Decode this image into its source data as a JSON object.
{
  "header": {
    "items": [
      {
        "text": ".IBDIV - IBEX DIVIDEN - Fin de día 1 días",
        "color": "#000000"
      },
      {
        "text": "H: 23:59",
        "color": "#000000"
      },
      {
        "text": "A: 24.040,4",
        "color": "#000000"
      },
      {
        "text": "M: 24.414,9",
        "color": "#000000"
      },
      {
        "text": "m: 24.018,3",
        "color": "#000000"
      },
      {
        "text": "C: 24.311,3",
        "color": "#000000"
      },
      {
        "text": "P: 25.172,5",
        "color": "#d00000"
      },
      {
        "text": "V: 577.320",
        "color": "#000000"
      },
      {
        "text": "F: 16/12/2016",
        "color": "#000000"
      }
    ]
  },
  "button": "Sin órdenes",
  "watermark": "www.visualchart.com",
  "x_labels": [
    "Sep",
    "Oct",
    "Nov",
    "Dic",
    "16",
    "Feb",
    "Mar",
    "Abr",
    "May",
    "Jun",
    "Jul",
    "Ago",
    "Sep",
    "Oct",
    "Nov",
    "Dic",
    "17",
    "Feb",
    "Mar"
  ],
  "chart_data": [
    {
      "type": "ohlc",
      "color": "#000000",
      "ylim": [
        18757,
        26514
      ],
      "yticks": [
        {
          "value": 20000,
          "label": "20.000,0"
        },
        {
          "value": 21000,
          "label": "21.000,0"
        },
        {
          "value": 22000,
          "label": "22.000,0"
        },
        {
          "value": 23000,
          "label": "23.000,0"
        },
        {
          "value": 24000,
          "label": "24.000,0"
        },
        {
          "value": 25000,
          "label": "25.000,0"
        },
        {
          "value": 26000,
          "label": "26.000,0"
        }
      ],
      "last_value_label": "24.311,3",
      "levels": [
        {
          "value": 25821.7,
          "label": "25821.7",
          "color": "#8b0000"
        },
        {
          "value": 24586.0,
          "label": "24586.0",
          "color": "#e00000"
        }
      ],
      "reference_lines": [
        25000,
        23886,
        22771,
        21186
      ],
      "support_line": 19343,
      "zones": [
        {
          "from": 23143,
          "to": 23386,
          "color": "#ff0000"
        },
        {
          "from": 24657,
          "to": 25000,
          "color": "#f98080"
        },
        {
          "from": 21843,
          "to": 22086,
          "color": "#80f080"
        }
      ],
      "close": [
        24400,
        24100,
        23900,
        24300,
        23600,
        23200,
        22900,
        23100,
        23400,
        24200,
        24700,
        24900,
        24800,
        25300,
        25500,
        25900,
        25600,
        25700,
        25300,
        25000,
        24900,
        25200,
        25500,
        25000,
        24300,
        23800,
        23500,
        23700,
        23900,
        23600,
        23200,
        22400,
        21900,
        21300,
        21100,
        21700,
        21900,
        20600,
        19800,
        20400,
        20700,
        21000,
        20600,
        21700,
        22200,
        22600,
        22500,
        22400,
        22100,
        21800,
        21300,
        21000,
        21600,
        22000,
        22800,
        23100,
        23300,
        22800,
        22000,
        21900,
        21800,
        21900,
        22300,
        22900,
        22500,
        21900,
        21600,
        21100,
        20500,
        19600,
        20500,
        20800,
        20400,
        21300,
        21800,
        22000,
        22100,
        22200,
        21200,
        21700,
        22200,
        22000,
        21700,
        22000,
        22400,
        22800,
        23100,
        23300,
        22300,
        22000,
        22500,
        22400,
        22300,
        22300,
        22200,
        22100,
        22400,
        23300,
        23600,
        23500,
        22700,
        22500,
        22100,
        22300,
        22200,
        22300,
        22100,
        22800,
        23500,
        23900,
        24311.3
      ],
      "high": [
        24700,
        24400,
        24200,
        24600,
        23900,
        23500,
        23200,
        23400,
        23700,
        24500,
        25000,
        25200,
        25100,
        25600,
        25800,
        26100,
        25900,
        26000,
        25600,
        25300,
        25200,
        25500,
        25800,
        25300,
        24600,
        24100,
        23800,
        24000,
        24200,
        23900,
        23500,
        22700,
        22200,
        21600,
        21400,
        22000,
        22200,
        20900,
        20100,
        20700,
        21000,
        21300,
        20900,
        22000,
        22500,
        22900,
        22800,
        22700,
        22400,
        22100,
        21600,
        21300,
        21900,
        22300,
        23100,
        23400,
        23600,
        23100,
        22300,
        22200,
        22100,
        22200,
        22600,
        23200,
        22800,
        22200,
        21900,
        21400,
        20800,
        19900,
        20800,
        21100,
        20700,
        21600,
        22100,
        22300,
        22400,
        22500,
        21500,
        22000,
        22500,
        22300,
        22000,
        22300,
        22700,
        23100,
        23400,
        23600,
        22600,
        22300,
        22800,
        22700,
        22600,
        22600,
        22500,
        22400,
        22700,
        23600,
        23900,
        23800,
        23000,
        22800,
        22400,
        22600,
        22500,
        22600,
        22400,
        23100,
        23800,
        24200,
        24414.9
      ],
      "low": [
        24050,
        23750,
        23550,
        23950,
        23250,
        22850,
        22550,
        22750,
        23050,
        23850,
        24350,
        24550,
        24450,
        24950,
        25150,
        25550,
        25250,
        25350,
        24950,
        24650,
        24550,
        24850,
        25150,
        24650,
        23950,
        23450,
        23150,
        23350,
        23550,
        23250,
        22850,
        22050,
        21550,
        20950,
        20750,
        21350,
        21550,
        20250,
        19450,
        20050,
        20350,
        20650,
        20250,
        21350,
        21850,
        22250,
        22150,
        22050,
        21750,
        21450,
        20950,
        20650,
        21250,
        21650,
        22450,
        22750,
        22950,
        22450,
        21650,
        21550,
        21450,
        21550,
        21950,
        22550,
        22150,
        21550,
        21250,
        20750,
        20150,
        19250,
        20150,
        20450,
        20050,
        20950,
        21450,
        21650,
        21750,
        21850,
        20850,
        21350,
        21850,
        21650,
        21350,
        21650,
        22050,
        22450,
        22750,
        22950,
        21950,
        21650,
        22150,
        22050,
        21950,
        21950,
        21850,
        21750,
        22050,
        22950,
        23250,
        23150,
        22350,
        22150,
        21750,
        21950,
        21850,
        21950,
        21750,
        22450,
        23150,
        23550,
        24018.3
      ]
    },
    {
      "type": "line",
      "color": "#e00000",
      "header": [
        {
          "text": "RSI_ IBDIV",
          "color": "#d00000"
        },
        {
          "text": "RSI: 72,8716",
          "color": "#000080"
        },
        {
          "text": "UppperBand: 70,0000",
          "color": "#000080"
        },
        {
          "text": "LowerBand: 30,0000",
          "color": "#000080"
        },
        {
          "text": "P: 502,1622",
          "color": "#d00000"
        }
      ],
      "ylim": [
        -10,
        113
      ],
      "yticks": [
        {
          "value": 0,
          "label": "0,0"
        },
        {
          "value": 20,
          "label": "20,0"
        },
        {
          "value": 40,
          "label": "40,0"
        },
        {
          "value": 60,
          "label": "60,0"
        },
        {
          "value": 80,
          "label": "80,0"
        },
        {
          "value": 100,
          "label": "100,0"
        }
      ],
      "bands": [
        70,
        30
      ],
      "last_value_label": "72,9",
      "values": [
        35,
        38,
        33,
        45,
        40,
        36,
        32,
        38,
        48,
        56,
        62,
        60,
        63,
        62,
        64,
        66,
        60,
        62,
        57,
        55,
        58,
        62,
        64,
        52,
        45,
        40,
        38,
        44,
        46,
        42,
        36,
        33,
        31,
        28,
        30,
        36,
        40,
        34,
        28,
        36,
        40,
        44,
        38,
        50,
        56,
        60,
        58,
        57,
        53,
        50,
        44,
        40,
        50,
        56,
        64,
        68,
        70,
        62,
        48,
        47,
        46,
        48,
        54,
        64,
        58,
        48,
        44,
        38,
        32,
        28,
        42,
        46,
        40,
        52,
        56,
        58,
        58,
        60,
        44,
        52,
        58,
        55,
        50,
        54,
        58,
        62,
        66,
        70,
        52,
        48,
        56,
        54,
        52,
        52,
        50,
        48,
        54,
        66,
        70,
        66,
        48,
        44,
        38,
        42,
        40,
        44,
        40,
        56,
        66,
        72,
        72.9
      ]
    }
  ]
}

* Problem to solve:
Select every line where the word "IBDIV" occurs.

* Expected answer:
        "text": ".IBDIV - IBEX DIVIDEN - Fin de día 1 días",
          "text": "RSI_ IBDIV",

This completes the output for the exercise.